> Given exercise: Identify all lines in the data containing the string "JSON". Copy them out.

[Data records]
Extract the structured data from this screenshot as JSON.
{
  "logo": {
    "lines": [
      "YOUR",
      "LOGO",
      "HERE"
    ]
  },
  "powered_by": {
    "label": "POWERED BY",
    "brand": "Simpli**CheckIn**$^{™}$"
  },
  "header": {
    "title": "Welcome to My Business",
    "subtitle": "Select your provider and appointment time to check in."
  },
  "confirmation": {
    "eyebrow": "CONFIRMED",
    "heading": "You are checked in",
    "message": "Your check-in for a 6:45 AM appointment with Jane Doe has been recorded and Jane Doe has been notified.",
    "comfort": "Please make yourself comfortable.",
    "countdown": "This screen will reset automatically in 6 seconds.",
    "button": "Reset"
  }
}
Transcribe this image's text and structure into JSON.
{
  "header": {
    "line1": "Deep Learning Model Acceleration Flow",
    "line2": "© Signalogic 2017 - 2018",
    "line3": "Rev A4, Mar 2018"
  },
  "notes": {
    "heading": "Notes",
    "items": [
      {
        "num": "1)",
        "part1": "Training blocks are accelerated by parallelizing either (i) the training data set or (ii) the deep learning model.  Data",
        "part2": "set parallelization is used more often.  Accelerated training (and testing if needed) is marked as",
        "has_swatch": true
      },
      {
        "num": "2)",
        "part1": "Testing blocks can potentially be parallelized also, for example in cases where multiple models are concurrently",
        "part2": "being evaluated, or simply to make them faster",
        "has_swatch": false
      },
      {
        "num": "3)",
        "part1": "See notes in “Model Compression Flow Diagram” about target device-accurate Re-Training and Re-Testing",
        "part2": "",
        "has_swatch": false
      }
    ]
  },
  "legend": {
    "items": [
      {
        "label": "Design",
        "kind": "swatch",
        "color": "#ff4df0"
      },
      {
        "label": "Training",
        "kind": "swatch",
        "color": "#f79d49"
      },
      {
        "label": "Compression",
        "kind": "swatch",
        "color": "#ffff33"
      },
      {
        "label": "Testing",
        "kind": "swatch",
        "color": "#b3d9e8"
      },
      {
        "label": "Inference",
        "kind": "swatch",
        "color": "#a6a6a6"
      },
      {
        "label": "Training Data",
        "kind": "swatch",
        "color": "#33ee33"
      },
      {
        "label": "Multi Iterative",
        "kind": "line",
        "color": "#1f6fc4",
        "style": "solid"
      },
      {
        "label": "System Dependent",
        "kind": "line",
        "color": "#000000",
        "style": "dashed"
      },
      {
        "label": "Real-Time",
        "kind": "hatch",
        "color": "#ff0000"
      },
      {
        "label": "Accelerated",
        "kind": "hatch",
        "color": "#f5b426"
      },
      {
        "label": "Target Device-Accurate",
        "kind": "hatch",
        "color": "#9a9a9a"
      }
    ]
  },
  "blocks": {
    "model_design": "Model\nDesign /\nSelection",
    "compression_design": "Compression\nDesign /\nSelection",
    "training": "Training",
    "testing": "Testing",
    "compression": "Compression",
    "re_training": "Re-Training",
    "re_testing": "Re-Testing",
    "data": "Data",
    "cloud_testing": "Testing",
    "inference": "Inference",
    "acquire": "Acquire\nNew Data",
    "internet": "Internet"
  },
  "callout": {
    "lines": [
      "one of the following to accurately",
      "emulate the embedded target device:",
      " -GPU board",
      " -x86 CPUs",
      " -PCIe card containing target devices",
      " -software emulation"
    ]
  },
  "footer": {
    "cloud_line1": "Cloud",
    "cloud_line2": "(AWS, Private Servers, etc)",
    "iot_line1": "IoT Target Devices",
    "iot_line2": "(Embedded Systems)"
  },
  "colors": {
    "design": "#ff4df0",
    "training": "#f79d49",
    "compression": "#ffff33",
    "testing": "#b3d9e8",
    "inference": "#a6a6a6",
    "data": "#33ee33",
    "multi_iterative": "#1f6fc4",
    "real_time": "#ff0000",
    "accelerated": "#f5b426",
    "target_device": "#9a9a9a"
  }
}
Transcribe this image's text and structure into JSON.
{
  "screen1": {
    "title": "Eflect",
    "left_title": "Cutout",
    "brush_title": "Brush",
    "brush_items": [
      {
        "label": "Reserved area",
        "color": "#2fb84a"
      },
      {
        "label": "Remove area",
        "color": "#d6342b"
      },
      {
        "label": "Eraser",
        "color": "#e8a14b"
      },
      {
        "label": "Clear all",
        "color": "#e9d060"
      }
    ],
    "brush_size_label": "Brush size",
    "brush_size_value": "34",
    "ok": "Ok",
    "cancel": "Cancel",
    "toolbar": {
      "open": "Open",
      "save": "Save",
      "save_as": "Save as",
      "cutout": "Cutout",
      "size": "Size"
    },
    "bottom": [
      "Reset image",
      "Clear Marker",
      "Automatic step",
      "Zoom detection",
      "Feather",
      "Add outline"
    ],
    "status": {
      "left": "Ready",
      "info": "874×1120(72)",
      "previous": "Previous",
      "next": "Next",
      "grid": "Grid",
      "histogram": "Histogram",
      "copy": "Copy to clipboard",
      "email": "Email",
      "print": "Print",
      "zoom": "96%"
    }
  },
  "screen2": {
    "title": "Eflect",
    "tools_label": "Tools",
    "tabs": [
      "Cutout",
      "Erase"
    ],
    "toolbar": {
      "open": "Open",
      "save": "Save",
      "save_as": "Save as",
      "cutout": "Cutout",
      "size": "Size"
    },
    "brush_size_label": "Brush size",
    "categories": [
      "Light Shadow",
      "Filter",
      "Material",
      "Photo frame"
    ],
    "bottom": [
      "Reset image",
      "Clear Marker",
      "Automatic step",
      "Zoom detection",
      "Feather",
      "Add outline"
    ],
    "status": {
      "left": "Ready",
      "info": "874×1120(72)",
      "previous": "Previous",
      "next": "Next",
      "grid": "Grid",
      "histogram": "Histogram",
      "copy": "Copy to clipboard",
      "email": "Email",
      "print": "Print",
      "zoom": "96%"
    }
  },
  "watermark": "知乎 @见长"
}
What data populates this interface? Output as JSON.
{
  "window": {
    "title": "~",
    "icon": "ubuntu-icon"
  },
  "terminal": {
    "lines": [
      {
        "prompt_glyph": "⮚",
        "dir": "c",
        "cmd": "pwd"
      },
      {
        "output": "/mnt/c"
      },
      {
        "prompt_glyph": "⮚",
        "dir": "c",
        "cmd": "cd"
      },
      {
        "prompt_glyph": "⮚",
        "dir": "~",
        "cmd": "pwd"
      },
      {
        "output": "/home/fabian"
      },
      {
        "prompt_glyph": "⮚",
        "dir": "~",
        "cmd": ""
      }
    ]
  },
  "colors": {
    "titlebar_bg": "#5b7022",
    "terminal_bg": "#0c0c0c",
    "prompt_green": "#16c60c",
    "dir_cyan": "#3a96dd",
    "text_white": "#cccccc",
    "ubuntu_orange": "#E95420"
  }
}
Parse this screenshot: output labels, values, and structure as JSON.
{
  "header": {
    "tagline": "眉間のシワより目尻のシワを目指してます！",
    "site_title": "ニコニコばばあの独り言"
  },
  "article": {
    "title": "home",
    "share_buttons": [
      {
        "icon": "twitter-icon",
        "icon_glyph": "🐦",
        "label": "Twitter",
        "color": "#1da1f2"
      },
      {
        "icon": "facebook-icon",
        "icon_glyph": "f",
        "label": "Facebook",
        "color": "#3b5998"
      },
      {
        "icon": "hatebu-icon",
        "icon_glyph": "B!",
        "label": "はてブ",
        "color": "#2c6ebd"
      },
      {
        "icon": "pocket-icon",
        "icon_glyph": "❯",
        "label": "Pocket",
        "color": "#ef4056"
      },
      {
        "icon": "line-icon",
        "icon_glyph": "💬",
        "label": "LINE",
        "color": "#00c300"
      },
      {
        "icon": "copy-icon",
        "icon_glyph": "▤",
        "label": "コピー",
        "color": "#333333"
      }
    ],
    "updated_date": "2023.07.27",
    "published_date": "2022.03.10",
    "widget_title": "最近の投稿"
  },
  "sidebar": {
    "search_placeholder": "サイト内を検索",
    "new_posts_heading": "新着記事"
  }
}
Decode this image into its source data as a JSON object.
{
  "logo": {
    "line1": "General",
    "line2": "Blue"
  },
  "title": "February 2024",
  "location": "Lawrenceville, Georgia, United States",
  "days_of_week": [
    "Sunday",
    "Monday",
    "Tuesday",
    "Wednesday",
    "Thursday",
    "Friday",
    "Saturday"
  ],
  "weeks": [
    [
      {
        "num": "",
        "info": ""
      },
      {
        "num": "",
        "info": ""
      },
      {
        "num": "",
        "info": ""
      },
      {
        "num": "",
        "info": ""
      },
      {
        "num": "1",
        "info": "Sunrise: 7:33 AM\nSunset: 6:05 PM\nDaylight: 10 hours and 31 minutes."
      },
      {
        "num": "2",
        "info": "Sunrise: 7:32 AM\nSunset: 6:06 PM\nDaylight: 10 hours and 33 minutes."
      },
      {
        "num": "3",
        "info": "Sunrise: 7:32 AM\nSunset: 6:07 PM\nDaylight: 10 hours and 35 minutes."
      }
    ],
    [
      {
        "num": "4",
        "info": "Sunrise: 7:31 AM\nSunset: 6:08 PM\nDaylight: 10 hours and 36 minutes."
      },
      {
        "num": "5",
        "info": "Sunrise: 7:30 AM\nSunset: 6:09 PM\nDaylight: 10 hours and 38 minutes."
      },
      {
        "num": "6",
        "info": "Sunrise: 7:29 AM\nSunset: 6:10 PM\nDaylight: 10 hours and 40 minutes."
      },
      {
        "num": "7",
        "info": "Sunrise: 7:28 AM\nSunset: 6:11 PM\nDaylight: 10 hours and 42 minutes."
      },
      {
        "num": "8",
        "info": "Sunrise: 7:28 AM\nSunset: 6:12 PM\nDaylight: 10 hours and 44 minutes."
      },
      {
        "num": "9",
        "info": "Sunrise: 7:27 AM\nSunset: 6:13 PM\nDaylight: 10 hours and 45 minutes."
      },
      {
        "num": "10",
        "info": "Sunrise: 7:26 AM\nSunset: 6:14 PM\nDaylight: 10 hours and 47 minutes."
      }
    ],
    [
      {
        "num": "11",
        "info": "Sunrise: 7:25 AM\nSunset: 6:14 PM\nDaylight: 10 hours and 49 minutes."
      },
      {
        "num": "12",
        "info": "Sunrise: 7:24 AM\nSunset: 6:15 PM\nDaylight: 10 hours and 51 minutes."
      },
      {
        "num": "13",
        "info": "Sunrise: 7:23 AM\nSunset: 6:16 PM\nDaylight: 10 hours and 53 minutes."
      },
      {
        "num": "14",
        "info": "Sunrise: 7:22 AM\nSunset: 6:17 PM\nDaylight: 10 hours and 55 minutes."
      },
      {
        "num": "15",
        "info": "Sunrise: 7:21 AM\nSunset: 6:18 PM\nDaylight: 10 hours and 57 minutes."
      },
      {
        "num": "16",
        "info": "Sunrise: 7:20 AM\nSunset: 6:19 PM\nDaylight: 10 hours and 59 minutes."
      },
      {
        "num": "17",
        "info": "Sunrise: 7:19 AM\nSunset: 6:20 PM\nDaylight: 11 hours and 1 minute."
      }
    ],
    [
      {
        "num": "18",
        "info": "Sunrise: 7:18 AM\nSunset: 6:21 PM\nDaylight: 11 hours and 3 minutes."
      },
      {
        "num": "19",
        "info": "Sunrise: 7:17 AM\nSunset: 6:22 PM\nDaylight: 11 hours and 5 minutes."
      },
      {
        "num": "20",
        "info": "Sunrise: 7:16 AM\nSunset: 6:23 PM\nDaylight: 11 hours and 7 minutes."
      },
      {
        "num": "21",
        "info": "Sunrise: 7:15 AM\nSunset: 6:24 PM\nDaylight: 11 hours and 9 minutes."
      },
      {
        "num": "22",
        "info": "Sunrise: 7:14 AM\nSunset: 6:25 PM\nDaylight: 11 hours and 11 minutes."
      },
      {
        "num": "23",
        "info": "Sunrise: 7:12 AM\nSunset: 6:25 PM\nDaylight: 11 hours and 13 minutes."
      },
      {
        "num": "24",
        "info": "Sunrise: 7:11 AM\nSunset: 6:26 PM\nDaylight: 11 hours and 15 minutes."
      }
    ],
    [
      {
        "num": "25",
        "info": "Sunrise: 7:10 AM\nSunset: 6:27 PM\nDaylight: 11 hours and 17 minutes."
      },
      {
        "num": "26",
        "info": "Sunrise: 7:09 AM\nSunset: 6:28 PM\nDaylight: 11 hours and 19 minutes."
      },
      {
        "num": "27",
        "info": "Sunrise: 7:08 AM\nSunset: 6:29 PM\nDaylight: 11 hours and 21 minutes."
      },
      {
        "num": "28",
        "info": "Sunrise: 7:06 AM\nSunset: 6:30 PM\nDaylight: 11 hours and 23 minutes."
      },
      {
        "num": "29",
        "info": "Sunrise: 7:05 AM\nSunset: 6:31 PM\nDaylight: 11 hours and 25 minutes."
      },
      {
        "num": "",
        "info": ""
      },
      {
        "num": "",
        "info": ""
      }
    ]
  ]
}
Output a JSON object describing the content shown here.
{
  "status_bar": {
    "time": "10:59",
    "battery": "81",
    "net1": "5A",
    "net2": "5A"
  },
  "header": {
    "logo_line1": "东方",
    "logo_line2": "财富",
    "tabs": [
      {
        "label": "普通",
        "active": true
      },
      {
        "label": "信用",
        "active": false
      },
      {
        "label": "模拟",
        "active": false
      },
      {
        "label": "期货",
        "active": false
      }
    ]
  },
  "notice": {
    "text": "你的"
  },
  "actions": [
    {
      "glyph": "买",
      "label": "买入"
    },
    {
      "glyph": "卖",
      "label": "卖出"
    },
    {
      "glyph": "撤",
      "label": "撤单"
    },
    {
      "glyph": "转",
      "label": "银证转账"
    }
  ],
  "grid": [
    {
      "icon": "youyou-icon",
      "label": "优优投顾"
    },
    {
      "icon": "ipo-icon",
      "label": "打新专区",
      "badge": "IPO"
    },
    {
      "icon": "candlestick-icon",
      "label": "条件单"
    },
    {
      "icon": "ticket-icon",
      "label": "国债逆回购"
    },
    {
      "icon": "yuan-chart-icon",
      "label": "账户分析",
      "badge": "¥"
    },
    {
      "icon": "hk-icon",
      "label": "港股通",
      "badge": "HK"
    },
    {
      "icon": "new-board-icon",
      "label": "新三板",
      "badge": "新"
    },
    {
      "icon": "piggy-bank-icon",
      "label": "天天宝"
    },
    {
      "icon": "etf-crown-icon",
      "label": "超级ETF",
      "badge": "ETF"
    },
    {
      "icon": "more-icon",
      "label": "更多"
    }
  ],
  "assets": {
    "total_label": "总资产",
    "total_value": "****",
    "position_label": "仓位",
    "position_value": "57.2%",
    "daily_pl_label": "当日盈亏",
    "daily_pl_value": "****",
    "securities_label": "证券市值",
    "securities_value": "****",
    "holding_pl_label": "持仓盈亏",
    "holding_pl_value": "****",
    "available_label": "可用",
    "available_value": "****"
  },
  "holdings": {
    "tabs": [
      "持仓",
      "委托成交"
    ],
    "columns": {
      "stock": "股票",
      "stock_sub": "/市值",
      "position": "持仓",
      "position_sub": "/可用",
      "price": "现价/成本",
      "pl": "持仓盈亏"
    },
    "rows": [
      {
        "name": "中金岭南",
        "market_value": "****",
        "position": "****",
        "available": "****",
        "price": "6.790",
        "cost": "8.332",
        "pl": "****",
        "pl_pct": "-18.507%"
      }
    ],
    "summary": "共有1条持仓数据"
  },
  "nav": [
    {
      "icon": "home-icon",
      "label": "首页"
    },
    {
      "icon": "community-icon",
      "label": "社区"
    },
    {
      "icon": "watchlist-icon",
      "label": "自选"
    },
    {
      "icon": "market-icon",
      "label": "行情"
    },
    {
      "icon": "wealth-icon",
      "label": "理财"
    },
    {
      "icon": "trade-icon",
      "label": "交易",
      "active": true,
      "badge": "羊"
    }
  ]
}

> Solution to this task:
Extract the structured data from this screenshot as JSON.
Transcribe this image's text and structure into JSON.
Transcribe this image's text and structure into JSON.
What data populates this interface? Output as JSON.
Parse this screenshot: output labels, values, and structure as JSON.
Decode this image into its source data as a JSON object.
Output a JSON object describing the content shown here.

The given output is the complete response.